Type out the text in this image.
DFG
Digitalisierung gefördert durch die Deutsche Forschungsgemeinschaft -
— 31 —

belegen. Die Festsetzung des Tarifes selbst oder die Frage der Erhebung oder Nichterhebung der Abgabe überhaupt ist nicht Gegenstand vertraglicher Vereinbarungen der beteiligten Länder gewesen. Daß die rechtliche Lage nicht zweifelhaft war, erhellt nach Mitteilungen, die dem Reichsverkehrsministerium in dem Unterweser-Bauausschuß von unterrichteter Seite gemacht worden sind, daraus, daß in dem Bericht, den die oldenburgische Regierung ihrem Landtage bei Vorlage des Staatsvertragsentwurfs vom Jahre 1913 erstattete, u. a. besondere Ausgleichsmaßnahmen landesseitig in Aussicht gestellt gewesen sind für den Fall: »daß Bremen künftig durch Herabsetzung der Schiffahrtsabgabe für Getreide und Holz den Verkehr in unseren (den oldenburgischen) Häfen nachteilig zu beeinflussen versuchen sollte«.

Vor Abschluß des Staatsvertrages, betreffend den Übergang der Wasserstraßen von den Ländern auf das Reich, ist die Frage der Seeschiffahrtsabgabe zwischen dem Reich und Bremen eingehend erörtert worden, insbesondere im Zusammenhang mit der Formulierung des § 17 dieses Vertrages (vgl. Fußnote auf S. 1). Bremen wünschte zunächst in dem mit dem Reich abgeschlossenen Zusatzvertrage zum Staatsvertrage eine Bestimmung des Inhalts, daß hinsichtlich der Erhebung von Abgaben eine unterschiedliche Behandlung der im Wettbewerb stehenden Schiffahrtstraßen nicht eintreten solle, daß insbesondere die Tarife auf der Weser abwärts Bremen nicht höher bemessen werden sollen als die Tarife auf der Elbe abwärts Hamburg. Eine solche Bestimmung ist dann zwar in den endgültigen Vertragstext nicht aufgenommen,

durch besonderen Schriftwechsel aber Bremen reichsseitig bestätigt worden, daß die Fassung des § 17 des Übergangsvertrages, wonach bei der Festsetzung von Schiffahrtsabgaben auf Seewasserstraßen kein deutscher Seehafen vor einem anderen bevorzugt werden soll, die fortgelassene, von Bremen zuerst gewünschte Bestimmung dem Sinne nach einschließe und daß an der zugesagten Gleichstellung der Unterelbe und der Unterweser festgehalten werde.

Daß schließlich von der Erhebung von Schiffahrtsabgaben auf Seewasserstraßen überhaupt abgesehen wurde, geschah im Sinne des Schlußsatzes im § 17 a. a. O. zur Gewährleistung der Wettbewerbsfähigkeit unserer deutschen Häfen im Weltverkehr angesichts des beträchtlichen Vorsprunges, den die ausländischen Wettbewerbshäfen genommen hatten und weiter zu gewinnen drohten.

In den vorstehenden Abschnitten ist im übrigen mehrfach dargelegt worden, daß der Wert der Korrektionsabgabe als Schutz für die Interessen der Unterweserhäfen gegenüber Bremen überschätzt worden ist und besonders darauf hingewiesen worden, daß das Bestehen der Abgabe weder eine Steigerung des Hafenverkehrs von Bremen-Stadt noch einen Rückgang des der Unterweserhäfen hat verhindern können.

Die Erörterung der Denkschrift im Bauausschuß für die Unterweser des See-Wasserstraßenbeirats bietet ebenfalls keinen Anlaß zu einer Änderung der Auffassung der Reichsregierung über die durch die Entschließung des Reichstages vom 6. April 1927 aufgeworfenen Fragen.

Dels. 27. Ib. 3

About this task:
Return the full listing exactly as written.

Solution to this exercise:
Type out the text in this image.
DFG
Digitalisierung gefördert durch die Deutsche Forschungsgemeinschaft -
— 31 —

belegen. Die Festsetzung des Tarifes selbst oder die Frage der Erhebung oder Nichterhebung der Abgabe überhaupt ist nicht Gegenstand vertraglicher Vereinbarungen der beteiligten Länder gewesen. Daß die rechtliche Lage nicht zweifelhaft war, erhellt nach Mitteilungen, die dem Reichsverkehrsministerium in dem Unterweser-Bauausschuß von unterrichteter Seite gemacht worden sind, daraus, daß in dem Bericht, den die oldenburgische Regierung ihrem Landtage bei Vorlage des Staatsvertragsentwurfs vom Jahre 1913 erstattete, u. a. besondere Ausgleichsmaßnahmen landesseitig in Aussicht gestellt gewesen sind für den Fall: »daß Bremen künftig durch Herabsetzung der Schiffahrtsabgabe für Getreide und Holz den Verkehr in unseren (den oldenburgischen) Häfen nachteilig zu beeinflussen versuchen sollte«.

Vor Abschluß des Staatsvertrages, betreffend den Übergang der Wasserstraßen von den Ländern auf das Reich, ist die Frage der Seeschiffahrtsabgabe zwischen dem Reich und Bremen eingehend erörtert worden, insbesondere im Zusammenhang mit der Formulierung des § 17 dieses Vertrages (vgl. Fußnote auf S. 1). Bremen wünschte zunächst in dem mit dem Reich abgeschlossenen Zusatzvertrage zum Staatsvertrage eine Bestimmung des Inhalts, daß hinsichtlich der Erhebung von Abgaben eine unterschiedliche Behandlung der im Wettbewerb stehenden Schiffahrtstraßen nicht eintreten solle, daß insbesondere die Tarife auf der Weser abwärts Bremen nicht höher bemessen werden sollen als die Tarife auf der Elbe abwärts Hamburg. Eine solche Bestimmung ist dann zwar in den endgültigen Vertragstext nicht aufgenommen,

durch besonderen Schriftwechsel aber Bremen reichsseitig bestätigt worden, daß die Fassung des § 17 des Übergangsvertrages, wonach bei der Festsetzung von Schiffahrtsabgaben auf Seewasserstraßen kein deutscher Seehafen vor einem anderen bevorzugt werden soll, die fortgelassene, von Bremen zuerst gewünschte Bestimmung dem Sinne nach einschließe und daß an der zugesagten Gleichstellung der Unterelbe und der Unterweser festgehalten werde.

Daß schließlich von der Erhebung von Schiffahrtsabgaben auf Seewasserstraßen überhaupt abgesehen wurde, geschah im Sinne des Schlußsatzes im § 17 a. a. O. zur Gewährleistung der Wettbewerbsfähigkeit unserer deutschen Häfen im Weltverkehr angesichts des beträchtlichen Vorsprunges, den die ausländischen Wettbewerbshäfen genommen hatten und weiter zu gewinnen drohten.

In den vorstehenden Abschnitten ist im übrigen mehrfach dargelegt worden, daß der Wert der Korrektionsabgabe als Schutz für die Interessen der Unterweserhäfen gegenüber Bremen überschätzt worden ist und besonders darauf hingewiesen worden, daß das Bestehen der Abgabe weder eine Steigerung des Hafenverkehrs von Bremen-Stadt noch einen Rückgang des der Unterweserhäfen hat verhindern können.

Die Erörterung der Denkschrift im Bauausschuß für die Unterweser des See-Wasserstraßenbeirats bietet ebenfalls keinen Anlaß zu einer Änderung der Auffassung der Reichsregierung über die durch die Entschließung des Reichstages vom 6. April 1927 aufgeworfenen Fragen.

Dels. 27. Ib. 3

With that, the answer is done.